[Collection entries]
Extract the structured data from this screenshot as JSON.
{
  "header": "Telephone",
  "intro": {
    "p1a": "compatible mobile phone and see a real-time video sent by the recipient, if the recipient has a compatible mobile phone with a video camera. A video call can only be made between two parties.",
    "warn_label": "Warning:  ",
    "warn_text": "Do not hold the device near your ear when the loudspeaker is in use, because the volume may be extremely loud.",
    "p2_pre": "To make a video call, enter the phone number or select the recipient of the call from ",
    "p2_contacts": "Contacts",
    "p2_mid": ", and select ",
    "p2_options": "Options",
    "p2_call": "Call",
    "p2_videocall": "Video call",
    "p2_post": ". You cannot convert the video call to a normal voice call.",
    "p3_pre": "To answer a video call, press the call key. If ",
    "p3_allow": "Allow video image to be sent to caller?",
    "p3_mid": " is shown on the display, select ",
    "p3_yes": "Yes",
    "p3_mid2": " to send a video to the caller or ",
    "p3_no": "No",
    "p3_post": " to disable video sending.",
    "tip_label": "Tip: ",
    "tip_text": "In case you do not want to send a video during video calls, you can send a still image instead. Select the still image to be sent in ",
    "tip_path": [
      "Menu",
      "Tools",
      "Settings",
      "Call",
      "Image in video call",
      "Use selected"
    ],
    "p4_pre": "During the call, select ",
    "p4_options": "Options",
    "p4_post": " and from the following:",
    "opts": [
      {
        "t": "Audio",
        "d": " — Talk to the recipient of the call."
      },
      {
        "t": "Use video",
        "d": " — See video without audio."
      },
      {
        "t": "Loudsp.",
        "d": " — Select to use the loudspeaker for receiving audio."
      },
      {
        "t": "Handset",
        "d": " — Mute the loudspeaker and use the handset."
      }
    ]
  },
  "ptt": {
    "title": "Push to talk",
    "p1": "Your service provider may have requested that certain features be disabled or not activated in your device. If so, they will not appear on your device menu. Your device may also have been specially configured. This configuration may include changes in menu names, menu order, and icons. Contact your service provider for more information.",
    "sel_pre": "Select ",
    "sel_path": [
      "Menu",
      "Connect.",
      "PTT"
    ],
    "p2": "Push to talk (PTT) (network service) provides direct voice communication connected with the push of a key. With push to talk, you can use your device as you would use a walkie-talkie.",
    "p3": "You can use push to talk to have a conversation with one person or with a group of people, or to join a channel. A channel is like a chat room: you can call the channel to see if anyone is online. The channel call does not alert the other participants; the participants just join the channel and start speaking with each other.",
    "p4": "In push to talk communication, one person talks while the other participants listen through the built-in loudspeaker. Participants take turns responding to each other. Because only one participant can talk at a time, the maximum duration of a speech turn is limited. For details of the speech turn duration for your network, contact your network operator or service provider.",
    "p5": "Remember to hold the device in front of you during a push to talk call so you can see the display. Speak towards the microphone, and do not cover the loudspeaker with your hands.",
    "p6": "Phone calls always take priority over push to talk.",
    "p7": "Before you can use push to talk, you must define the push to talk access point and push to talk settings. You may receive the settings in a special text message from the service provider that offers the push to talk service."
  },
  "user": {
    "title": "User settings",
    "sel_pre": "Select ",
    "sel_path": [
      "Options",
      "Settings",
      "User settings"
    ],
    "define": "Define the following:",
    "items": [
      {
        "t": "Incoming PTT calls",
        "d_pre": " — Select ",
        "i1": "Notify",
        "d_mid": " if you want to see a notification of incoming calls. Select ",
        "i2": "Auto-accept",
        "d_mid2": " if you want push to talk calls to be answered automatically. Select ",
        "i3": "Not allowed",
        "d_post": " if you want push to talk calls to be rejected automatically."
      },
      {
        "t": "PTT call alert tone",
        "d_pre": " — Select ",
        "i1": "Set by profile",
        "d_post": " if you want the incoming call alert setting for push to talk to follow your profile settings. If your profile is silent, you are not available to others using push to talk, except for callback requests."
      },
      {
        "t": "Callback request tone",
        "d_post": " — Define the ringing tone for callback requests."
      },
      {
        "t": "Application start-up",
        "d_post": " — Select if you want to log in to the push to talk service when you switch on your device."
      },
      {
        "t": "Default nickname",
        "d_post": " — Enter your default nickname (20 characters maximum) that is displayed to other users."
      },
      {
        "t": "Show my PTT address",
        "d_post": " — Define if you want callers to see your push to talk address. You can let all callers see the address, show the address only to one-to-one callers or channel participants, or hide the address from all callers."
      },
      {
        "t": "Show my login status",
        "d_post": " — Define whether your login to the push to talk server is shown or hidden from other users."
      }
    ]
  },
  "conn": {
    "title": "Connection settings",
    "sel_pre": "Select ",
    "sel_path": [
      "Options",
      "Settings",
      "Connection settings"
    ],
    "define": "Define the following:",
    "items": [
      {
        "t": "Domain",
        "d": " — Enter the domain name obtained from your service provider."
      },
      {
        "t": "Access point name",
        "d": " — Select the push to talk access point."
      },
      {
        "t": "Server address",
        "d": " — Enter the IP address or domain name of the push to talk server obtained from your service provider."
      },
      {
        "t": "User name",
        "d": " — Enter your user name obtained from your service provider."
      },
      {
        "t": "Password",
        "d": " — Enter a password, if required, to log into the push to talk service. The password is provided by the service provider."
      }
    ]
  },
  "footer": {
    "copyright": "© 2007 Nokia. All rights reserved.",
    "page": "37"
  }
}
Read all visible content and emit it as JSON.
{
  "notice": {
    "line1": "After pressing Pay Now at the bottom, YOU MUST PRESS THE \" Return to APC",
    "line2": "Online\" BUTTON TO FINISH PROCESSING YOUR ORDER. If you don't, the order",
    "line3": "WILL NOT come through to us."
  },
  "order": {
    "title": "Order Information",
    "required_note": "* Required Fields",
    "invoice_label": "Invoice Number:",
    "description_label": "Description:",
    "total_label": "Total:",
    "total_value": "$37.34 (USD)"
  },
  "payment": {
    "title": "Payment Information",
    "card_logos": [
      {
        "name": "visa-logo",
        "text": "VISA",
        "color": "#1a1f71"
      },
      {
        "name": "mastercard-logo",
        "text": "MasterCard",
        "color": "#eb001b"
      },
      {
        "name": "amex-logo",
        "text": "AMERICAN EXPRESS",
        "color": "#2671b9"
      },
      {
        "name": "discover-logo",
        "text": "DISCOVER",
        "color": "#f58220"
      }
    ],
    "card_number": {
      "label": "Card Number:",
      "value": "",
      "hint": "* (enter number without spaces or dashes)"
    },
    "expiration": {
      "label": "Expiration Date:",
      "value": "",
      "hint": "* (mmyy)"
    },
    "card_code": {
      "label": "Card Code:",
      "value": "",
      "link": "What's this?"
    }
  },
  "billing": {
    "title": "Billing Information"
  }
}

WORK TO BE COMPLETED:
Say how many lines above contain the string "automatically". Answer with the number only.

PROBLEM SOLUTION:
2